=== MATERIAL TO PROCESS ===
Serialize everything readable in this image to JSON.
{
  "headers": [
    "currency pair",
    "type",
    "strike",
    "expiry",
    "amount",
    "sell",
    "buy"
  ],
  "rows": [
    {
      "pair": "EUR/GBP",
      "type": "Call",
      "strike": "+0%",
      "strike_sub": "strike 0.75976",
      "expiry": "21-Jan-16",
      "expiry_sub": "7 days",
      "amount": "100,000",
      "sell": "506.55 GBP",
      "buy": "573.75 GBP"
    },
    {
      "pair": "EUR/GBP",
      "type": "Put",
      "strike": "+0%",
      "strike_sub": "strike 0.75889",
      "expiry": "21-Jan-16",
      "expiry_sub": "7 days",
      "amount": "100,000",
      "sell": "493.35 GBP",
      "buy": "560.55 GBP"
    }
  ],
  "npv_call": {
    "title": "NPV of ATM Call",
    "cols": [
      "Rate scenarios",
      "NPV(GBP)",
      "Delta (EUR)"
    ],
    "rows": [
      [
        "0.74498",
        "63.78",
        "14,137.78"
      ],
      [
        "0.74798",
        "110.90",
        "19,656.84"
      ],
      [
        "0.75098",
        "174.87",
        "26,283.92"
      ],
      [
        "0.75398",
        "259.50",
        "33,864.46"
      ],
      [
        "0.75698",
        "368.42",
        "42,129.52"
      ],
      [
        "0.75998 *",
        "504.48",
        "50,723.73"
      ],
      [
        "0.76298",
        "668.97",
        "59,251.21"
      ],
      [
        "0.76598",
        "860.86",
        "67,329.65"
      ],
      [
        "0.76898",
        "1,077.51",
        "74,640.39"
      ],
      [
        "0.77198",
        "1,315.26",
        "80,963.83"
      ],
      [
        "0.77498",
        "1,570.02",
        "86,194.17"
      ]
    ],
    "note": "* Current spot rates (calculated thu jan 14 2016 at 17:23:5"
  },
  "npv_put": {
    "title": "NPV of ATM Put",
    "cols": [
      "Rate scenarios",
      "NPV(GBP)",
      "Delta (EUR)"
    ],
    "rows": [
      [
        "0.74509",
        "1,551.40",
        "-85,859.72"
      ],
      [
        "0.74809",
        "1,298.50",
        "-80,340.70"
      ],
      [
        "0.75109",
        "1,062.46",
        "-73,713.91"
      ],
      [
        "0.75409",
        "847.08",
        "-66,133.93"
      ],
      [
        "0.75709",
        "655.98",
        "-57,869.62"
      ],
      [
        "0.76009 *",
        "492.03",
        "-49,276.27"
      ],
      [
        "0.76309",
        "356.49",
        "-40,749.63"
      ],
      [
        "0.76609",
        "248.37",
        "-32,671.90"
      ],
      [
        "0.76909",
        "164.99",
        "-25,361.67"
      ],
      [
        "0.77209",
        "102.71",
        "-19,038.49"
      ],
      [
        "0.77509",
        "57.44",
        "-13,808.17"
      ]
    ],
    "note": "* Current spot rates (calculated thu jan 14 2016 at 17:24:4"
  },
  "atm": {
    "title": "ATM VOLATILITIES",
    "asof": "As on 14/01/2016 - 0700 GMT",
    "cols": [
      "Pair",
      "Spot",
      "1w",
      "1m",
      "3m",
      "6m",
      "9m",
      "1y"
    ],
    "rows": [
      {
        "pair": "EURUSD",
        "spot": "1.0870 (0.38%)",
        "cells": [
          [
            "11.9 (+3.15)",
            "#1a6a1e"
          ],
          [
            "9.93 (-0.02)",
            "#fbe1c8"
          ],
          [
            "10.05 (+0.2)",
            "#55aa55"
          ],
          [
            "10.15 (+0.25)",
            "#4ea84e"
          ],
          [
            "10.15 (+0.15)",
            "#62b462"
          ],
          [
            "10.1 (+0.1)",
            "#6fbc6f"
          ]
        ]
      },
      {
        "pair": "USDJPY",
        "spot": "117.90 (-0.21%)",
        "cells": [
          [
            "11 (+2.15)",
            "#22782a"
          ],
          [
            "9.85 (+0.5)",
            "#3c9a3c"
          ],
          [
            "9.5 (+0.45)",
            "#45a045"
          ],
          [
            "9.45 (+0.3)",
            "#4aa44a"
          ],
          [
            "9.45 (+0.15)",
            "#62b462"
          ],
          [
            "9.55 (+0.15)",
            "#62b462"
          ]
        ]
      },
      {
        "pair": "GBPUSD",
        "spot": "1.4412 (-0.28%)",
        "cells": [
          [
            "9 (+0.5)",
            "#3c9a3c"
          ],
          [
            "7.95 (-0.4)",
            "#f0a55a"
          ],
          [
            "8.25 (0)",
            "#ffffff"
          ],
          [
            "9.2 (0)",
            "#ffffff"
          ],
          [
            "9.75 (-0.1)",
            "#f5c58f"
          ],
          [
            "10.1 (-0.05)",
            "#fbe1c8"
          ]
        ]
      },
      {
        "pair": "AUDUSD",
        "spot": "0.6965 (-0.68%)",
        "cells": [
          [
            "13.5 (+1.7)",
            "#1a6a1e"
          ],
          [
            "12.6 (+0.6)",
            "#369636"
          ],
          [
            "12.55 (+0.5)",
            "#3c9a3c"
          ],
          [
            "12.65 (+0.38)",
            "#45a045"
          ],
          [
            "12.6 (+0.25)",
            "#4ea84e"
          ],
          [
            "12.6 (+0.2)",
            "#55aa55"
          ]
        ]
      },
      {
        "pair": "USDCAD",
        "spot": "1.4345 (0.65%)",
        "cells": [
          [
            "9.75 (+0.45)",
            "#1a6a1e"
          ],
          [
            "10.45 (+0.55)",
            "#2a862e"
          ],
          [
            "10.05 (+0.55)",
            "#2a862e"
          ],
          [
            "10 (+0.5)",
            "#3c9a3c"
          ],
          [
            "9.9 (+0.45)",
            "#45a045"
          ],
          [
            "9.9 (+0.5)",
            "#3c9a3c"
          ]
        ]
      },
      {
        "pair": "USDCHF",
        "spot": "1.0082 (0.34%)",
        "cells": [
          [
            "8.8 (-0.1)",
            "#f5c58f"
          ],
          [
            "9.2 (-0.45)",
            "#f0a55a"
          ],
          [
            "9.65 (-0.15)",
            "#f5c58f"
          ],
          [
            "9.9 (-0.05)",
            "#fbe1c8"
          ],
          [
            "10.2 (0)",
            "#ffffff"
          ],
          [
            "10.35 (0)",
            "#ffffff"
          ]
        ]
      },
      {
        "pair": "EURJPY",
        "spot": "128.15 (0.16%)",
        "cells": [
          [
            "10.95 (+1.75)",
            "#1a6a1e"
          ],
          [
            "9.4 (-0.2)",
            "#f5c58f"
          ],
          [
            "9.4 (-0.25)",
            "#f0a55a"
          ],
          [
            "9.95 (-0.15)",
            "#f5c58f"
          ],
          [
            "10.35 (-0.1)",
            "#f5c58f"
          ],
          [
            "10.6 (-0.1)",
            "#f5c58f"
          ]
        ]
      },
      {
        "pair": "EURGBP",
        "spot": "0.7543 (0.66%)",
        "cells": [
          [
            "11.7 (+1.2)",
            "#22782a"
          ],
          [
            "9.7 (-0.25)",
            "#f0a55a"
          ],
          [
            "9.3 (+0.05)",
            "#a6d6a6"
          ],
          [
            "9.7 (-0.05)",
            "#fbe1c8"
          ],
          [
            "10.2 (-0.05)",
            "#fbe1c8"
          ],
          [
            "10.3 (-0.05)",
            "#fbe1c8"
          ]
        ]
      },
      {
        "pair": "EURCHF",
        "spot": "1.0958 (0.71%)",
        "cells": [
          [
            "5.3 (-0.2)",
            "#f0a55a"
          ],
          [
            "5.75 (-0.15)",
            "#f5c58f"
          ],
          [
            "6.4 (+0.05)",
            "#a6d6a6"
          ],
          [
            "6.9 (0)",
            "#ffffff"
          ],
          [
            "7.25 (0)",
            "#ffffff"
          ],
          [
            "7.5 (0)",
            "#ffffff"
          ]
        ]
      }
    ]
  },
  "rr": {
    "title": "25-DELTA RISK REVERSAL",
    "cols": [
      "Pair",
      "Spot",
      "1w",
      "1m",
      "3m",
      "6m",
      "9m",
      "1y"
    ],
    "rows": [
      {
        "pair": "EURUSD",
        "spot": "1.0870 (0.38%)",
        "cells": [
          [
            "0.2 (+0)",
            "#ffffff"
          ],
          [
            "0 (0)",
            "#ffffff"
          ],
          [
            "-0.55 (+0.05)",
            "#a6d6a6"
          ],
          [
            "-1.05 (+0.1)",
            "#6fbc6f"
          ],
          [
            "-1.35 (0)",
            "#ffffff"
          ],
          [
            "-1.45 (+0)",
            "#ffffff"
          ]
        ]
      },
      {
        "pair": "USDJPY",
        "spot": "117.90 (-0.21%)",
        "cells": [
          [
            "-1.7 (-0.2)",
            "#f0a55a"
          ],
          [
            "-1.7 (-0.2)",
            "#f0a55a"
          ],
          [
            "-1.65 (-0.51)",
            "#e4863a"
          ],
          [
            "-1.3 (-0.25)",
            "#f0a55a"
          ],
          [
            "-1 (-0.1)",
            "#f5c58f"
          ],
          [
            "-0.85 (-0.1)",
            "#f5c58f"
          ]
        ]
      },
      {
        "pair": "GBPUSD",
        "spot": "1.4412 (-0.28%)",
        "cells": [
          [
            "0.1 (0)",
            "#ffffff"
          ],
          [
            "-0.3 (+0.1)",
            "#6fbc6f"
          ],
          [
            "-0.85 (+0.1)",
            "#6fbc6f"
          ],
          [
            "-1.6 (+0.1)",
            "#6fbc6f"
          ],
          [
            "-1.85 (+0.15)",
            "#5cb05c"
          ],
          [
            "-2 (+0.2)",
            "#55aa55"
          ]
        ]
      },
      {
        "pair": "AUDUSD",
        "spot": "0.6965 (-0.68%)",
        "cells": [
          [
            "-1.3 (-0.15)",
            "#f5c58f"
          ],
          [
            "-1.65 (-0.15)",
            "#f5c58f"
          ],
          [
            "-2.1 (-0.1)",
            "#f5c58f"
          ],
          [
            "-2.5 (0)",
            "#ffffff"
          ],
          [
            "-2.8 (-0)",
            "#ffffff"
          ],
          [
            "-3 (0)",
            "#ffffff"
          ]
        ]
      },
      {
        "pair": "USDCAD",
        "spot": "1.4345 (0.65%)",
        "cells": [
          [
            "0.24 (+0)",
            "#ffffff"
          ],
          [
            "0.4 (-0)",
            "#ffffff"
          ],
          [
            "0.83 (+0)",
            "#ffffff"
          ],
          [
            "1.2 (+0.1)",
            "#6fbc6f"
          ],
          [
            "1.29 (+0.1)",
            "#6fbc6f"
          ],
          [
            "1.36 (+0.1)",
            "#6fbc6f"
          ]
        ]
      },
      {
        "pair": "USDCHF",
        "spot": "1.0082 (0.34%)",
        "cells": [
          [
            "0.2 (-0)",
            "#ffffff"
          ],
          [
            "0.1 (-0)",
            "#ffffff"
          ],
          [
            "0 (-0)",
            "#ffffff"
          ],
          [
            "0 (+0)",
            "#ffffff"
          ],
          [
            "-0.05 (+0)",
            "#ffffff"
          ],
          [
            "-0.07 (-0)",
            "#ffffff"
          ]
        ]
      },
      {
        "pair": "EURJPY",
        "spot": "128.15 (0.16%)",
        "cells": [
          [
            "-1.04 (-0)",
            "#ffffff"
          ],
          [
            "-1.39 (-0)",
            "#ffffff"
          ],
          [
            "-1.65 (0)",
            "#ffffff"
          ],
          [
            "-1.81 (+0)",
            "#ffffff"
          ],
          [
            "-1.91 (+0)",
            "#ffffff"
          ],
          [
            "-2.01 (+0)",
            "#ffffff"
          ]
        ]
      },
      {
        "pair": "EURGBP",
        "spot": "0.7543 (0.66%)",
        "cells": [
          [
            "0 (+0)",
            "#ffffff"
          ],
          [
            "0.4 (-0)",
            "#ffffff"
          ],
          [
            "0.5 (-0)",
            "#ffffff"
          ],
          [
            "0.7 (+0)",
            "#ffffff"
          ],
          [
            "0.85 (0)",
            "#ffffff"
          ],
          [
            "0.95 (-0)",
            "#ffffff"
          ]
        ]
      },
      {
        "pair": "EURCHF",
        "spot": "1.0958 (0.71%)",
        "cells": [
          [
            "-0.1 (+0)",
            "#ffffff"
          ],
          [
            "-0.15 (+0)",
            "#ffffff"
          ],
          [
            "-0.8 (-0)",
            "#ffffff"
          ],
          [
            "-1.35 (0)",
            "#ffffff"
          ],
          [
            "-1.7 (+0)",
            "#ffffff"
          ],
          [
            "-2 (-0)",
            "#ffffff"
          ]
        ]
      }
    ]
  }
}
===
### WHAT THE TASK ASKS
Copy every line in the listing above where the string "rates" turns up.

### SOLVED PROBLEM
    "note": "* Current spot rates (calculated thu jan 14 2016 at 17:23:5"
    "note": "* Current spot rates (calculated thu jan 14 2016 at 17:24:4"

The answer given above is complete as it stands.